◆ **THE PROBLEM**
Every record below should be printed exactly as it appears.

****************

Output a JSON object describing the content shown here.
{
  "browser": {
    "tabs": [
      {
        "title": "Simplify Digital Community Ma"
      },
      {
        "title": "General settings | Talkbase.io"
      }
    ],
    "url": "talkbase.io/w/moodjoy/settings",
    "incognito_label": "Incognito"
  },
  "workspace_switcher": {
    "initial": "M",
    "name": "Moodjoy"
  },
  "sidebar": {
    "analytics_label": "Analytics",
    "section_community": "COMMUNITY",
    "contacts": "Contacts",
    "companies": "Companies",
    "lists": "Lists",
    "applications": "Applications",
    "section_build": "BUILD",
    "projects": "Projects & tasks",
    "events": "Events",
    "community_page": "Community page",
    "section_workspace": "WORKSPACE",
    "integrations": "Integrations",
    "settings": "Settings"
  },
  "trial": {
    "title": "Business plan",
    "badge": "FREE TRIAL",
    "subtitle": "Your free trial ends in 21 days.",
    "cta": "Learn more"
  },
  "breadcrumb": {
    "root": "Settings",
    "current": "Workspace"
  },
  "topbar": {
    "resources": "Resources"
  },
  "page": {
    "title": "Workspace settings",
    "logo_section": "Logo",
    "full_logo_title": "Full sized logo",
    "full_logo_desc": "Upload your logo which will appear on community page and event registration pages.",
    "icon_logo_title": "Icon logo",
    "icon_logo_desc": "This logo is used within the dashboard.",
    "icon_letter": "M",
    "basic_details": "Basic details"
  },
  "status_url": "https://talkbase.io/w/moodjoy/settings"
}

****************

◆ **THE OUTPUT**
Output a JSON object describing the content shown here.
{
  "browser": {
    "tabs": [
      {
        "title": "Simplify Digital Community Ma"
      },
      {
        "title": "General settings | Talkbase.io"
      }
    ],
    "url": "talkbase.io/w/moodjoy/settings",
    "incognito_label": "Incognito"
  },
  "workspace_switcher": {
    "initial": "M",
    "name": "Moodjoy"
  },
  "sidebar": {
    "analytics_label": "Analytics",
    "section_community": "COMMUNITY",
    "contacts": "Contacts",
    "companies": "Companies",
    "lists": "Lists",
    "applications": "Applications",
    "section_build": "BUILD",
    "projects": "Projects & tasks",
    "events": "Events",
    "community_page": "Community page",
    "section_workspace": "WORKSPACE",
    "integrations": "Integrations",
    "settings": "Settings"
  },
  "trial": {
    "title": "Business plan",
    "badge": "FREE TRIAL",
    "subtitle": "Your free trial ends in 21 days.",
    "cta": "Learn more"
  },
  "breadcrumb": {
    "root": "Settings",
    "current": "Workspace"
  },
  "topbar": {
    "resources": "Resources"
  },
  "page": {
    "title": "Workspace settings",
    "logo_section": "Logo",
    "full_logo_title": "Full sized logo",
    "full_logo_desc": "Upload your logo which will appear on community page and event registration pages.",
    "icon_logo_title": "Icon logo",
    "icon_logo_desc": "This logo is used within the dashboard.",
    "icon_letter": "M",
    "basic_details": "Basic details"
  },
  "status_url": "https://talkbase.io/w/moodjoy/settings"
}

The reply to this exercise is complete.